Challenge:
Locate every line in the material below that has the word "when". Copy each of those lines.

### Provided records

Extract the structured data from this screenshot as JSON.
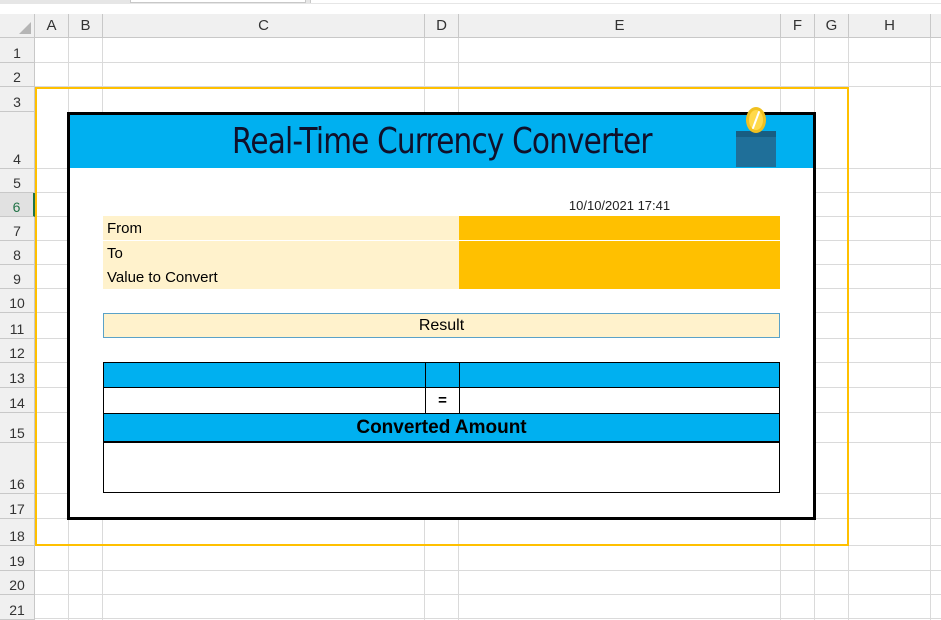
{
  "columns": [
    "A",
    "B",
    "C",
    "D",
    "E",
    "F",
    "G",
    "H"
  ],
  "rows": [
    "1",
    "2",
    "3",
    "4",
    "5",
    "6",
    "7",
    "8",
    "9",
    "10",
    "11",
    "12",
    "13",
    "14",
    "15",
    "16",
    "17",
    "18",
    "19",
    "20",
    "21"
  ],
  "selected_row": "6",
  "dashboard": {
    "title": "Real-Time Currency Converter",
    "icon": "coin-jar-icon",
    "datetime": "10/10/2021 17:41",
    "fields": [
      {
        "label": "From",
        "value": ""
      },
      {
        "label": "To",
        "value": ""
      },
      {
        "label": "Value to Convert",
        "value": ""
      }
    ],
    "result_label": "Result",
    "equals_sign": "=",
    "converted_label": "Converted Amount"
  },
  "colors": {
    "title_bar": "#00b0f0",
    "input_cells": "#ffc000",
    "label_cells": "#fff2cc",
    "frame": "#ffc000",
    "selection": "#217346"
  }
}
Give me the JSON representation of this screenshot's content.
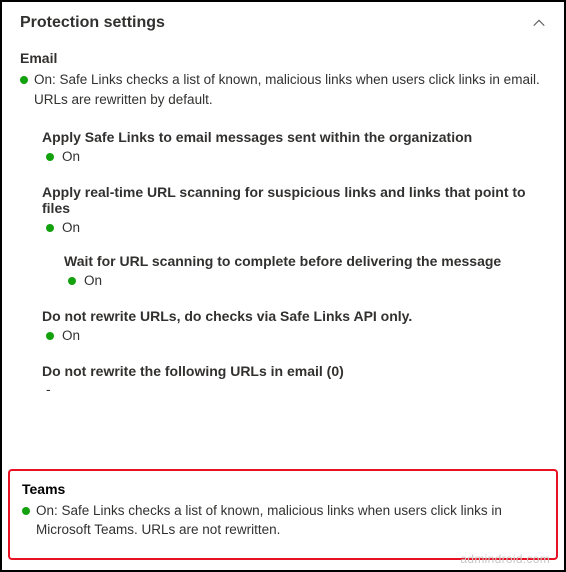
{
  "header": {
    "title": "Protection settings"
  },
  "email": {
    "label": "Email",
    "status_text": "On: Safe Links checks a list of known, malicious links when users click links in email. URLs are rewritten by default.",
    "items": [
      {
        "title": "Apply Safe Links to email messages sent within the organization",
        "status": "On"
      },
      {
        "title": "Apply real-time URL scanning for suspicious links and links that point to files",
        "status": "On",
        "nested": {
          "title": "Wait for URL scanning to complete before delivering the message",
          "status": "On"
        }
      },
      {
        "title": "Do not rewrite URLs, do checks via Safe Links API only.",
        "status": "On"
      },
      {
        "title": "Do not rewrite the following URLs in email (0)",
        "dash": "-"
      }
    ]
  },
  "teams": {
    "label": "Teams",
    "status_text": "On: Safe Links checks a list of known, malicious links when users click links in Microsoft Teams. URLs are not rewritten."
  },
  "watermark": "admindroid.com"
}
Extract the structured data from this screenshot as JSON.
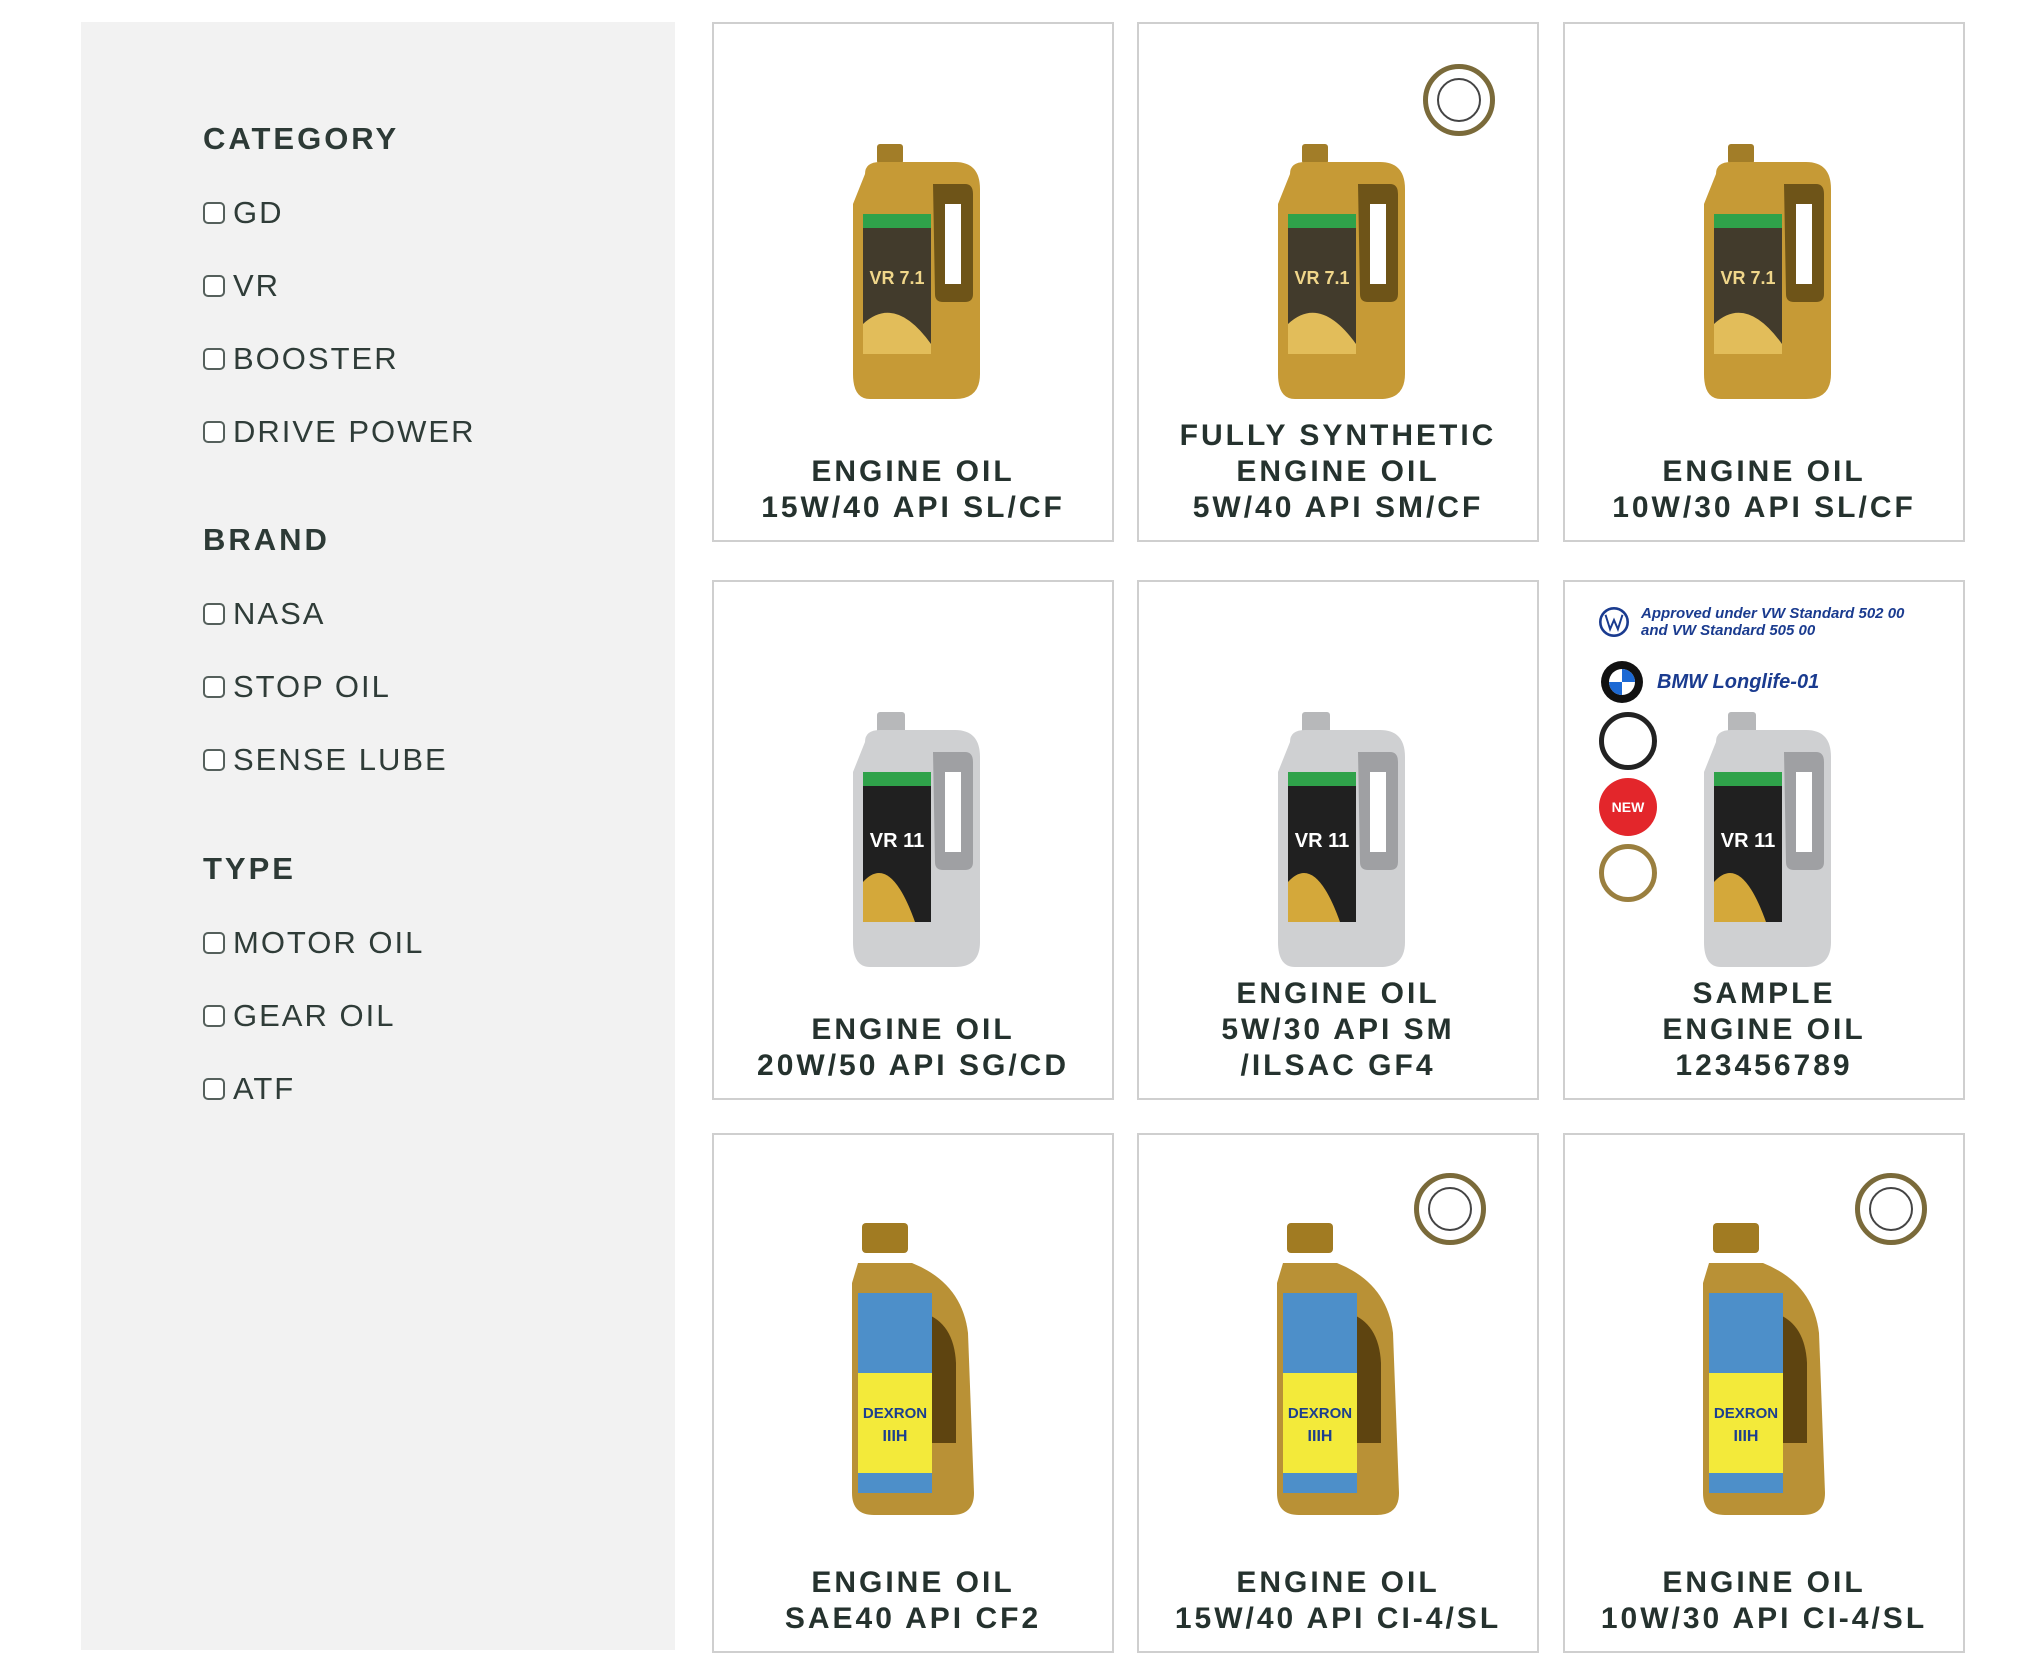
{
  "filters": {
    "category": {
      "heading": "CATEGORY",
      "options": [
        "GD",
        "VR",
        "BOOSTER",
        "DRIVE POWER"
      ]
    },
    "brand": {
      "heading": "BRAND",
      "options": [
        "NASA",
        "STOP OIL",
        "SENSE LUBE"
      ]
    },
    "type": {
      "heading": "TYPE",
      "options": [
        "MOTOR OIL",
        "GEAR OIL",
        "ATF"
      ]
    }
  },
  "products": [
    {
      "title_lines": [
        "ENGINE OIL",
        "15W/40 API SL/CF"
      ],
      "image": "gold-4l-jug-vr71",
      "badge": null
    },
    {
      "title_lines": [
        "FULLY SYNTHETIC",
        "ENGINE OIL",
        "5W/40 API SM/CF"
      ],
      "image": "gold-4l-jug-vr71",
      "badge": "quality-seal"
    },
    {
      "title_lines": [
        "ENGINE OIL",
        "10W/30 API SL/CF"
      ],
      "image": "gold-4l-jug-vr71",
      "badge": null
    },
    {
      "title_lines": [
        "ENGINE OIL",
        "20W/50 API SG/CD"
      ],
      "image": "silver-4l-jug-vr11",
      "badge": null
    },
    {
      "title_lines": [
        "ENGINE OIL",
        "5W/30 API SM",
        "/ILSAC GF4"
      ],
      "image": "silver-4l-jug-vr11",
      "badge": null
    },
    {
      "title_lines": [
        "SAMPLE",
        "ENGINE OIL",
        "123456789"
      ],
      "image": "silver-4l-jug-vr11",
      "badge": "approvals",
      "approvals": {
        "vw_text": "Approved under VW Standard 502 00 and VW Standard 505 00",
        "bmw_text": "BMW Longlife-01",
        "new_label": "NEW"
      }
    },
    {
      "title_lines": [
        "ENGINE OIL",
        "SAE40 API CF2"
      ],
      "image": "gold-1l-bottle-dexron",
      "badge": null
    },
    {
      "title_lines": [
        "ENGINE OIL",
        "15W/40 API CI-4/SL"
      ],
      "image": "gold-1l-bottle-dexron",
      "badge": "quality-seal"
    },
    {
      "title_lines": [
        "ENGINE OIL",
        "10W/30 API CI-4/SL"
      ],
      "image": "gold-1l-bottle-dexron",
      "badge": "quality-seal"
    }
  ],
  "colors": {
    "sidebar_bg": "#f2f2f2",
    "text": "#25322e",
    "card_border": "#cfcfcf",
    "gold": "#b8912f",
    "silver": "#c9cacc"
  }
}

######

Completed exercise:
    "status_text": "On: Safe Links checks a list of known, malicious links when users click links in email. URLs are rewritten by default.",
    "status_text": "On: Safe Links checks a list of known, malicious links when users click links in Microsoft Teams. URLs are not rewritten."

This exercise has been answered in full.